» **Records supplied**

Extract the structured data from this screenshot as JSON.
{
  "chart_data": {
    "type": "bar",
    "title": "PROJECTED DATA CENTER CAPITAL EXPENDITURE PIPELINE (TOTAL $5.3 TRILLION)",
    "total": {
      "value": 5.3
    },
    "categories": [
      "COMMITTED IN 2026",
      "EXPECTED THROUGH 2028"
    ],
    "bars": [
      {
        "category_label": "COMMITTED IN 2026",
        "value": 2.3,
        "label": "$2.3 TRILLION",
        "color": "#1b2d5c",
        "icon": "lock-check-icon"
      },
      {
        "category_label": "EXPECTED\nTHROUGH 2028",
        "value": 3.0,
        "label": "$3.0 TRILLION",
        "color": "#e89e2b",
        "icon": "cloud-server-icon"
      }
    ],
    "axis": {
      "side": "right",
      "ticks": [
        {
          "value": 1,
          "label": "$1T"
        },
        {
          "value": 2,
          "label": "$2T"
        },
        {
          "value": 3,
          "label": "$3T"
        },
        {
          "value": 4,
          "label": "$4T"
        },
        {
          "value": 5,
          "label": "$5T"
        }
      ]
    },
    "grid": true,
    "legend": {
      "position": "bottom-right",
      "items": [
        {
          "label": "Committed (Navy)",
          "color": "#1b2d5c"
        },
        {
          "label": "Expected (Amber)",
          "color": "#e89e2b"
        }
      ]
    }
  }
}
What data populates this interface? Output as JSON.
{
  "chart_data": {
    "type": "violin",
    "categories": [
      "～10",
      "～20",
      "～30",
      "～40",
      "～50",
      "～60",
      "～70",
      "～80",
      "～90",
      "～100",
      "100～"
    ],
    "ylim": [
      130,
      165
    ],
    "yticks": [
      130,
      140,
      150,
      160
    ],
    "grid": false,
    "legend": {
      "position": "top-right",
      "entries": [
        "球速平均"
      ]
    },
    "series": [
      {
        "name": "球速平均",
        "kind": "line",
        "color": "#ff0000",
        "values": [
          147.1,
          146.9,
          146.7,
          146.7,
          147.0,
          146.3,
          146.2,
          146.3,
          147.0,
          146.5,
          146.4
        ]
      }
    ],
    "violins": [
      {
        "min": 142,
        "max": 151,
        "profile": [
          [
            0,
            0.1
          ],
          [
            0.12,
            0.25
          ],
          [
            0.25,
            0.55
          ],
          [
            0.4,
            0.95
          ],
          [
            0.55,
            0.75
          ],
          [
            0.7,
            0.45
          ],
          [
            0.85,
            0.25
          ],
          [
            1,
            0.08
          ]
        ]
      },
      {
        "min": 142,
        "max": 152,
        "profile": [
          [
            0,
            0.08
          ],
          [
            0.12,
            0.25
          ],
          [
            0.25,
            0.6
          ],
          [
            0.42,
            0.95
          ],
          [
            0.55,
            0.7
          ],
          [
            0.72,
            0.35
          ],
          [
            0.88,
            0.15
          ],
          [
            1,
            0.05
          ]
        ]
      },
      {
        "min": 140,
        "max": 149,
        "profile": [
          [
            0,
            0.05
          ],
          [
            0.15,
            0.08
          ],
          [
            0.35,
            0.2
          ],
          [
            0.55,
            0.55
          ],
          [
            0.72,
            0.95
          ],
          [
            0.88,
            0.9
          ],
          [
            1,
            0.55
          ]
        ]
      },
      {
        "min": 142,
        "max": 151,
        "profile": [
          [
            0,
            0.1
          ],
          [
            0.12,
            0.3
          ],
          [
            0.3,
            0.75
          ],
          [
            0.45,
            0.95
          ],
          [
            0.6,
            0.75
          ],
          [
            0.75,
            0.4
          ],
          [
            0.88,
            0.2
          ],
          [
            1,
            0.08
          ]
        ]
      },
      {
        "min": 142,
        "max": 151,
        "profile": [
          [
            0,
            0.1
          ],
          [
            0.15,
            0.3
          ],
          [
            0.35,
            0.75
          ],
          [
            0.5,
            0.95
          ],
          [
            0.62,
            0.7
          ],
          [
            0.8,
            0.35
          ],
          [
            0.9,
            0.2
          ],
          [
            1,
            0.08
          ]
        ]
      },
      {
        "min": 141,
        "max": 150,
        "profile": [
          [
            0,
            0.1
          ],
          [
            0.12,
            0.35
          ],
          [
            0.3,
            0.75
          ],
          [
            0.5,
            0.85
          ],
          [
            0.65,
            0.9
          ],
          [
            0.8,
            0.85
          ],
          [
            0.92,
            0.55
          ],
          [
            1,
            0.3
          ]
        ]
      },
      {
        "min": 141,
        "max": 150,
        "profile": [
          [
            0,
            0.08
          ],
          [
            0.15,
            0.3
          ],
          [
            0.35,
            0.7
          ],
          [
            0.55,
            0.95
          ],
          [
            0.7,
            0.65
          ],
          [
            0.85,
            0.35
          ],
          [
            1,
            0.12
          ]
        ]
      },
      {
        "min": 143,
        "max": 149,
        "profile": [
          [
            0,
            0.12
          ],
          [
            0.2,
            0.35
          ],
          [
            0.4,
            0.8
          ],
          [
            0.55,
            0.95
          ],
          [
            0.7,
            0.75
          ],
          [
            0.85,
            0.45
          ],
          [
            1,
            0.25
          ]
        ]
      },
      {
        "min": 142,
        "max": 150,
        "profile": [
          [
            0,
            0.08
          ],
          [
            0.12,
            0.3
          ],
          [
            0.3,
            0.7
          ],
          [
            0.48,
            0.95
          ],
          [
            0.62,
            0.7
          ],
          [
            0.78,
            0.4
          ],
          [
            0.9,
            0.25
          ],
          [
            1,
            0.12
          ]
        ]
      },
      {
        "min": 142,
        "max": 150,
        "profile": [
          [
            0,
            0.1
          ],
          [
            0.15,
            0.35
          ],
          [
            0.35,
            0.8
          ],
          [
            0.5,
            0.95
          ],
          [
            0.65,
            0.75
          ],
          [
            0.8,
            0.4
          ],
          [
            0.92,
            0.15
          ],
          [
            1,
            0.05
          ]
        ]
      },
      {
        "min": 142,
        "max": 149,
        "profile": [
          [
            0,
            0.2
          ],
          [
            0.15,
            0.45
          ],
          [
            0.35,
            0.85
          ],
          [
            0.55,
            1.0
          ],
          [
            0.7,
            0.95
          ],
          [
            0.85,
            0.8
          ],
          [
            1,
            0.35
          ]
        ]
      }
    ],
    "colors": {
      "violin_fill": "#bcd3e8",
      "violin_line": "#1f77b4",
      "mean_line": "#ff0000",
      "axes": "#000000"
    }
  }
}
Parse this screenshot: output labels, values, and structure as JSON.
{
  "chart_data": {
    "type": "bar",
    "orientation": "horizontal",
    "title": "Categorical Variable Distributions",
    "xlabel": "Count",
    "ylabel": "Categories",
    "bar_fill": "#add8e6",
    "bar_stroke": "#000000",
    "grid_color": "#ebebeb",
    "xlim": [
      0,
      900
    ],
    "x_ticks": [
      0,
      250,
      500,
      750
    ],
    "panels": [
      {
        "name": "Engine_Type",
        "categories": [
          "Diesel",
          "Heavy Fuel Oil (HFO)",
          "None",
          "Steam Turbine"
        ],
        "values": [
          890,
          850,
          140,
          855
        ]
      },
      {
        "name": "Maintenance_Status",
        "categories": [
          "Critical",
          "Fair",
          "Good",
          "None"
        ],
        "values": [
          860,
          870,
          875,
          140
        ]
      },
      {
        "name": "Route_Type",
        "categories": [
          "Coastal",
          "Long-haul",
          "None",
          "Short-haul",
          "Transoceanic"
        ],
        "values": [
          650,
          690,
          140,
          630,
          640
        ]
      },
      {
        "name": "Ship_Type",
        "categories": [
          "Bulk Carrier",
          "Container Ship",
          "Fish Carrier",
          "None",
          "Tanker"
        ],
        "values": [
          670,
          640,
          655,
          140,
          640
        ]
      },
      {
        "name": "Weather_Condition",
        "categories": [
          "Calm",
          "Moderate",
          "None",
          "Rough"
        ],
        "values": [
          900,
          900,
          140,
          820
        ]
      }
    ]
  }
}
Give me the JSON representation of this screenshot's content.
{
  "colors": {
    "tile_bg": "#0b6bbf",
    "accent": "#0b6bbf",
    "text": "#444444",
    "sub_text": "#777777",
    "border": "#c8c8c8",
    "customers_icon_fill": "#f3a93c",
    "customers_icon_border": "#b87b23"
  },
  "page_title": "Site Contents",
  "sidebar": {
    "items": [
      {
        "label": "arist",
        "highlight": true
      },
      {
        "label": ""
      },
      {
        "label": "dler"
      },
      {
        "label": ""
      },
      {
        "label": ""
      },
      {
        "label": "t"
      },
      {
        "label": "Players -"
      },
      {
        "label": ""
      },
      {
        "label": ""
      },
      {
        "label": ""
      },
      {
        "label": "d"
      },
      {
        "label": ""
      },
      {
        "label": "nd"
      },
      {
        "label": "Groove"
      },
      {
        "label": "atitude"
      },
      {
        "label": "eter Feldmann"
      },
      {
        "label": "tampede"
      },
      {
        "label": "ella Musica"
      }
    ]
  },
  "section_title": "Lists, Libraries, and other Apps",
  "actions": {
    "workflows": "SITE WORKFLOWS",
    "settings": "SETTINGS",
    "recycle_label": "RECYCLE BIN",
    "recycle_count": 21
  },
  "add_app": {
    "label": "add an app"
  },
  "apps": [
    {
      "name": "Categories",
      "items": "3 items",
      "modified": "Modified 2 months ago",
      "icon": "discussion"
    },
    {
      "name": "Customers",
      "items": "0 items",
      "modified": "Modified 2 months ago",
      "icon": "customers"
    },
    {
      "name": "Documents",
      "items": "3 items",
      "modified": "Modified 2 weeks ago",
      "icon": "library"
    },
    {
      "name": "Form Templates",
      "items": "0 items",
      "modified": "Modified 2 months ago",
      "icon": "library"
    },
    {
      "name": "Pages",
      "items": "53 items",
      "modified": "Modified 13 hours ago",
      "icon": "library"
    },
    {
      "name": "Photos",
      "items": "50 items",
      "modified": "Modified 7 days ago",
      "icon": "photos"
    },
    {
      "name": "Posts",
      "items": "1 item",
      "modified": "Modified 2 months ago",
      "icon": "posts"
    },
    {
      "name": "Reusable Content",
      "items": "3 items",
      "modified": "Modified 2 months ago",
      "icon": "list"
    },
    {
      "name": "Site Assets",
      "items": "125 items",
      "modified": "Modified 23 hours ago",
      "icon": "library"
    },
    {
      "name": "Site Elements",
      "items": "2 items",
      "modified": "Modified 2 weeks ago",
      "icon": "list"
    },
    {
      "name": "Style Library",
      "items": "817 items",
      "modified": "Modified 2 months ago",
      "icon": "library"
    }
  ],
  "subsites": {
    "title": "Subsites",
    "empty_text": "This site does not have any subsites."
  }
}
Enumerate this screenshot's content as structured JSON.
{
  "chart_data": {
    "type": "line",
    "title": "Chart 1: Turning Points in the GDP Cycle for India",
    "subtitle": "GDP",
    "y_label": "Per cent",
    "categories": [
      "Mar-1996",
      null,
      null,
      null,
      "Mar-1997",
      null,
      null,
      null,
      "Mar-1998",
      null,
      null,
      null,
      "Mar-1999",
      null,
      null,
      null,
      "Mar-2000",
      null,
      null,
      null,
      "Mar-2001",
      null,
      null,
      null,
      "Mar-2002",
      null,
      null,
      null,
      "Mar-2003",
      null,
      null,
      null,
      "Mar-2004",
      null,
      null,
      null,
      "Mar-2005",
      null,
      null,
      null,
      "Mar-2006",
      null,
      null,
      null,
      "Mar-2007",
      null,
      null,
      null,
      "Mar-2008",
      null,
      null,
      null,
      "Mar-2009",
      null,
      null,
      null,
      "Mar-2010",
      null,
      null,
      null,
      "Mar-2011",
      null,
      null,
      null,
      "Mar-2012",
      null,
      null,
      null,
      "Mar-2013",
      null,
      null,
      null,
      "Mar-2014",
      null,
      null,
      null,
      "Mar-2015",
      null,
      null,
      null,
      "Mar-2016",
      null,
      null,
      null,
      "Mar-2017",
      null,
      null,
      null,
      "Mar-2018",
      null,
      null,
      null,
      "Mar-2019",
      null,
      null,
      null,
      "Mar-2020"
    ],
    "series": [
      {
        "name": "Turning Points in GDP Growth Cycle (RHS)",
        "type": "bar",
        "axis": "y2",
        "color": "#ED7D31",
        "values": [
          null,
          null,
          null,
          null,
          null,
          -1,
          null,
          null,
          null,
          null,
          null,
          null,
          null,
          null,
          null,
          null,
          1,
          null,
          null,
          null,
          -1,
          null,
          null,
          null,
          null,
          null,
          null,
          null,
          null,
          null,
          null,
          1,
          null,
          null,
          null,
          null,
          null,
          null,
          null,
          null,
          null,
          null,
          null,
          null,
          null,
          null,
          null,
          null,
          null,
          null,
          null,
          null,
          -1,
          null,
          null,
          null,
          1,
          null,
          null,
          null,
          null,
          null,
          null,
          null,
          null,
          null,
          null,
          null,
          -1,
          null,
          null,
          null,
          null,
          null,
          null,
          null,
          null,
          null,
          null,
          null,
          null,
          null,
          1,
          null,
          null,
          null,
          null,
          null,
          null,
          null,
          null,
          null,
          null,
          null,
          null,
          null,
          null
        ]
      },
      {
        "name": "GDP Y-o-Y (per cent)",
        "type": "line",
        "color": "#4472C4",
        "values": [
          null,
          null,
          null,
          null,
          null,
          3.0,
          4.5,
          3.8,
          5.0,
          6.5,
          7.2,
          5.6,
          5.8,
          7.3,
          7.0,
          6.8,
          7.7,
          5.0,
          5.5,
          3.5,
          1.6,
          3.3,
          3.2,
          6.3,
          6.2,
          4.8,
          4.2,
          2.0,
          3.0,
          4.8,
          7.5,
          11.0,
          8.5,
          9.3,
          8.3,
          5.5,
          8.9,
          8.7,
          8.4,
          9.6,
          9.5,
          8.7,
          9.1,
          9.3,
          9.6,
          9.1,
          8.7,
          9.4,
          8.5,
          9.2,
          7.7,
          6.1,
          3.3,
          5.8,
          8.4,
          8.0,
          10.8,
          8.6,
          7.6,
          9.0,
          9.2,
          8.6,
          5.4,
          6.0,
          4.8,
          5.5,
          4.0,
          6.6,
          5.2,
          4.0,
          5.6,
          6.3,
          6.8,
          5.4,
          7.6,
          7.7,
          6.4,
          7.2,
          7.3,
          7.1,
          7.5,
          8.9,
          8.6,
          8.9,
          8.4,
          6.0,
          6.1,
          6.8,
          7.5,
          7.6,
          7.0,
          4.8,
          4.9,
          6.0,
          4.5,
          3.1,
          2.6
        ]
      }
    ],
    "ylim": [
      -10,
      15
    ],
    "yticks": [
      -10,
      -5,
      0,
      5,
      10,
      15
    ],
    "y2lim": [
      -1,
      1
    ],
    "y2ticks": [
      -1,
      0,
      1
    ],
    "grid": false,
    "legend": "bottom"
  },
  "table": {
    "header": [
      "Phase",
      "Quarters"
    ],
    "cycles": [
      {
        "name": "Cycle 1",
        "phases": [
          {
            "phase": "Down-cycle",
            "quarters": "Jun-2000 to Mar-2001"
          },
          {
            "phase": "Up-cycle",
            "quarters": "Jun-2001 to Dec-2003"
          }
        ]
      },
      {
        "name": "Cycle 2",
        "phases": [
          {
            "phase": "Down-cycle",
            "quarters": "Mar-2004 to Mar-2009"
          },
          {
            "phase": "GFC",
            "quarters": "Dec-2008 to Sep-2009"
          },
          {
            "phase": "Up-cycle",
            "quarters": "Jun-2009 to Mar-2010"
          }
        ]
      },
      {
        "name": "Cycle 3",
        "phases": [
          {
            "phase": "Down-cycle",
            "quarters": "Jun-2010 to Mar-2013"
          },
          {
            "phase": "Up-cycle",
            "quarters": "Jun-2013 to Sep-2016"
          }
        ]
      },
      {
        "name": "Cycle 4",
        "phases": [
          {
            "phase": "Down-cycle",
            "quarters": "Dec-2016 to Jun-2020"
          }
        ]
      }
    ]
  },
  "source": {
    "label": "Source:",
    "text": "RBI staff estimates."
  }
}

» **Brief**
Copy every line from the entries that contains the word "structured".

» **The output**
Extract the structured data from this screenshot as JSON.
Enumerate this screenshot's content as structured JSON.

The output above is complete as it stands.